| SET EXERCISE |
Reproduce each of the items below word for word, without the pictures.

| DATA SHOWN |
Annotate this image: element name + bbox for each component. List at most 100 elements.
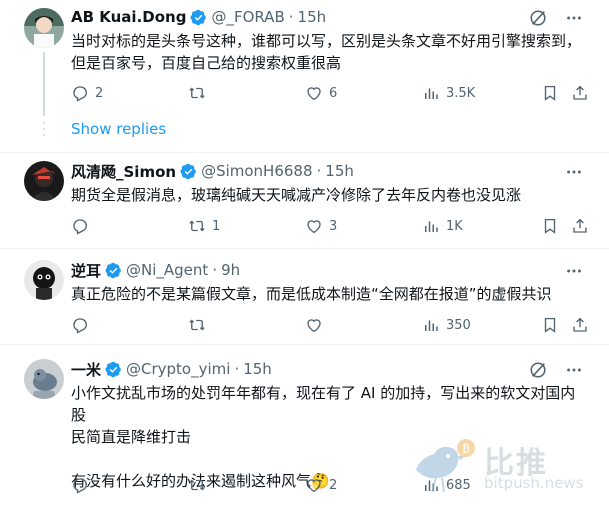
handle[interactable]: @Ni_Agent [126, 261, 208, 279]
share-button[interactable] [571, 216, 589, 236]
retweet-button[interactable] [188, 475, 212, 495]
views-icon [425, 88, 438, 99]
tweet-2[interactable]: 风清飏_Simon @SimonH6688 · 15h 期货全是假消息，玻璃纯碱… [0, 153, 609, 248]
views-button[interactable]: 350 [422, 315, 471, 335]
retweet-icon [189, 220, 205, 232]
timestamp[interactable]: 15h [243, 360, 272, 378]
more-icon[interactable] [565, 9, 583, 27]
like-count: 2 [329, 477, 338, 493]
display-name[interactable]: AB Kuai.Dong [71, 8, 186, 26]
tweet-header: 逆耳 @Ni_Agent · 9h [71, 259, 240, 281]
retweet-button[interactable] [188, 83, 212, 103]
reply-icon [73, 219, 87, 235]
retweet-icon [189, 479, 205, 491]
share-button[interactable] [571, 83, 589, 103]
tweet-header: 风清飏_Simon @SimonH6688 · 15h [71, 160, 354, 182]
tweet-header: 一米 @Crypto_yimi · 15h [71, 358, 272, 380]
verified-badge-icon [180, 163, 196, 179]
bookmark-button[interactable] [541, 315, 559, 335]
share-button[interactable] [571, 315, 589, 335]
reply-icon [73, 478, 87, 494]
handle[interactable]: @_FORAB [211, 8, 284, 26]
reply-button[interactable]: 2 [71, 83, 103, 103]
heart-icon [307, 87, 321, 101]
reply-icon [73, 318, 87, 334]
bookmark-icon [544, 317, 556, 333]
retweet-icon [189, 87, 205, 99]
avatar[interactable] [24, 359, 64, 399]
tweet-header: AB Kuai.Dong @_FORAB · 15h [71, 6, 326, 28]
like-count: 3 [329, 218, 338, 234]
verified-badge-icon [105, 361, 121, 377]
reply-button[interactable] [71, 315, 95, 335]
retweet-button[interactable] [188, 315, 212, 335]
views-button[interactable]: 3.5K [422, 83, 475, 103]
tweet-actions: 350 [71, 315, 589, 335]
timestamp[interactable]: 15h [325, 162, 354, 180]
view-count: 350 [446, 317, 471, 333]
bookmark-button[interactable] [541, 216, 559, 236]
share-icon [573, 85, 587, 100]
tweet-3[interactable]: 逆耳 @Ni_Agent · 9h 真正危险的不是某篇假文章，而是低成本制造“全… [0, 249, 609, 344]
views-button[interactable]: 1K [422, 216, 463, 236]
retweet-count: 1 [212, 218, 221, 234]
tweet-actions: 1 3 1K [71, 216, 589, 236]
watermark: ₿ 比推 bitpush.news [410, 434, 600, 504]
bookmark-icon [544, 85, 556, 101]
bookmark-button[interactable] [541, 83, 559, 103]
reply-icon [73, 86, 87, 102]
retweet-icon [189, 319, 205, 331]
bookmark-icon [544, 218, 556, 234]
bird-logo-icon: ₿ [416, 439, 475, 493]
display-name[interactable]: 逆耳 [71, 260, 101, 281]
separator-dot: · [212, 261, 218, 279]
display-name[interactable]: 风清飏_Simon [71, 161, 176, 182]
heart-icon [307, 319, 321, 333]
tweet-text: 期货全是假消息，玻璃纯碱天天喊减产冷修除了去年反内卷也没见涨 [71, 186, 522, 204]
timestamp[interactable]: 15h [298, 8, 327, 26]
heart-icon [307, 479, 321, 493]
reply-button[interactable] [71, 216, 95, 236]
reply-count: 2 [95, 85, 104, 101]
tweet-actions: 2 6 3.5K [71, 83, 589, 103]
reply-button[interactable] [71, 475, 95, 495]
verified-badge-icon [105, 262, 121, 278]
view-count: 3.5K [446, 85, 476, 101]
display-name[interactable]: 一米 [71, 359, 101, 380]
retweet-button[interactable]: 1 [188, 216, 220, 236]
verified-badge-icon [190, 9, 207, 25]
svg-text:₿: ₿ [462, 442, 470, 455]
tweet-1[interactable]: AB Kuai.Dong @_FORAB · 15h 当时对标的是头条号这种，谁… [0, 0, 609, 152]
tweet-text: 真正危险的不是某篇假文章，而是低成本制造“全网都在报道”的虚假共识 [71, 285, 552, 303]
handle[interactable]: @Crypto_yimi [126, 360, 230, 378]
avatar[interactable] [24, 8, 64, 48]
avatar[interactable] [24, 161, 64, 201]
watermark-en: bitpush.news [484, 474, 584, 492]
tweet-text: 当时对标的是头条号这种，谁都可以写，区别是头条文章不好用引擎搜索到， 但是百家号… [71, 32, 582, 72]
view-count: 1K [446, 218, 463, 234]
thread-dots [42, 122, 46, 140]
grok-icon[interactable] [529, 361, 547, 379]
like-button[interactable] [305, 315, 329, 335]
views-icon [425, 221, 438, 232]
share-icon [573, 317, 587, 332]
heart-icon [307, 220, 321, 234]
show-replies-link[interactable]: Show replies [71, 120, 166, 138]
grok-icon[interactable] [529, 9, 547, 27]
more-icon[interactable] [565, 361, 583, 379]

| THE ANSWER |
Annotate this image: element name + bbox for each component. List at most 100 elements.
handle[interactable]: @Ni_Agent [126, 261, 208, 279]
share-button[interactable] [571, 216, 589, 236]
retweet-button[interactable] [188, 475, 212, 495]
views-icon [425, 88, 438, 99]
tweet-2[interactable]: 风清飏_Simon @SimonH6688 · 15h 期货全是假消息，玻璃纯碱… [0, 153, 609, 248]
views-button[interactable]: 350 [422, 315, 471, 335]
retweet-icon [189, 220, 205, 232]
timestamp[interactable]: 15h [243, 360, 272, 378]
more-icon[interactable] [565, 9, 583, 27]
like-count: 2 [329, 477, 338, 493]
display-name[interactable]: AB Kuai.Dong [71, 8, 186, 26]
tweet-header: 逆耳 @Ni_Agent · 9h [71, 259, 240, 281]
retweet-button[interactable] [188, 83, 212, 103]
reply-icon [73, 219, 87, 235]
retweet-icon [189, 479, 205, 491]
share-button[interactable] [571, 83, 589, 103]
tweet-header: 风清飏_Simon @SimonH6688 · 15h [71, 160, 354, 182]
tweet-header: 一米 @Crypto_yimi · 15h [71, 358, 272, 380]
verified-badge-icon [180, 163, 196, 179]
bookmark-button[interactable] [541, 315, 559, 335]
share-button[interactable] [571, 315, 589, 335]
reply-icon [73, 478, 87, 494]
handle[interactable]: @_FORAB [211, 8, 284, 26]
reply-button[interactable]: 2 [71, 83, 103, 103]
heart-icon [307, 87, 321, 101]
reply-icon [73, 318, 87, 334]
bookmark-icon [544, 317, 556, 333]
retweet-icon [189, 87, 205, 99]
avatar[interactable] [24, 359, 64, 399]
tweet-header: AB Kuai.Dong @_FORAB · 15h [71, 6, 326, 28]
like-count: 3 [329, 218, 338, 234]
verified-badge-icon [105, 361, 121, 377]
reply-button[interactable] [71, 315, 95, 335]
retweet-button[interactable] [188, 315, 212, 335]
views-button[interactable]: 3.5K [422, 83, 475, 103]
tweet-actions: 350 [71, 315, 589, 335]
timestamp[interactable]: 15h [325, 162, 354, 180]
view-count: 350 [446, 317, 471, 333]
bookmark-button[interactable] [541, 216, 559, 236]
share-icon [573, 85, 587, 100]
tweet-3[interactable]: 逆耳 @Ni_Agent · 9h 真正危险的不是某篇假文章，而是低成本制造“全… [0, 249, 609, 344]
views-button[interactable]: 1K [422, 216, 463, 236]
retweet-count: 1 [212, 218, 221, 234]
tweet-actions: 1 3 1K [71, 216, 589, 236]
watermark: ₿ 比推 bitpush.news [410, 434, 600, 504]
bookmark-icon [544, 85, 556, 101]
bookmark-button[interactable] [541, 83, 559, 103]
reply-icon [73, 86, 87, 102]
retweet-icon [189, 319, 205, 331]
bookmark-icon [544, 218, 556, 234]
bird-logo-icon: ₿ [416, 439, 475, 493]
display-name[interactable]: 逆耳 [71, 260, 101, 281]
separator-dot: · [212, 261, 218, 279]
display-name[interactable]: 风清飏_Simon [71, 161, 176, 182]
heart-icon [307, 319, 321, 333]
tweet-text: 期货全是假消息，玻璃纯碱天天喊减产冷修除了去年反内卷也没见涨 [71, 186, 522, 204]
timestamp[interactable]: 15h [298, 8, 327, 26]
heart-icon [307, 479, 321, 493]
reply-button[interactable] [71, 216, 95, 236]
reply-count: 2 [95, 85, 104, 101]
tweet-actions: 2 6 3.5K [71, 83, 589, 103]
reply-button[interactable] [71, 475, 95, 495]
verified-badge-icon [105, 262, 121, 278]
view-count: 3.5K [446, 85, 476, 101]
display-name[interactable]: 一米 [71, 359, 101, 380]
retweet-button[interactable]: 1 [188, 216, 220, 236]
verified-badge-icon [190, 9, 207, 25]
svg-text:₿: ₿ [462, 442, 470, 455]
tweet-1[interactable]: AB Kuai.Dong @_FORAB · 15h 当时对标的是头条号这种，谁… [0, 0, 609, 152]
tweet-text: 真正危险的不是某篇假文章，而是低成本制造“全网都在报道”的虚假共识 [71, 285, 552, 303]
handle[interactable]: @Crypto_yimi [126, 360, 230, 378]
avatar[interactable] [24, 8, 64, 48]
avatar[interactable] [24, 161, 64, 201]
watermark-en: bitpush.news [484, 474, 584, 492]
tweet-text: 当时对标的是头条号这种，谁都可以写，区别是头条文章不好用引擎搜索到， 但是百家号… [71, 32, 582, 72]
view-count: 1K [446, 218, 463, 234]
thread-dots [42, 122, 46, 140]
grok-icon[interactable] [529, 361, 547, 379]
like-button[interactable] [305, 315, 329, 335]
views-icon [425, 221, 438, 232]
share-icon [573, 317, 587, 332]
heart-icon [307, 220, 321, 234]
show-replies-link[interactable]: Show replies [71, 120, 166, 138]
grok-icon[interactable] [529, 9, 547, 27]
more-icon[interactable] [565, 361, 583, 379]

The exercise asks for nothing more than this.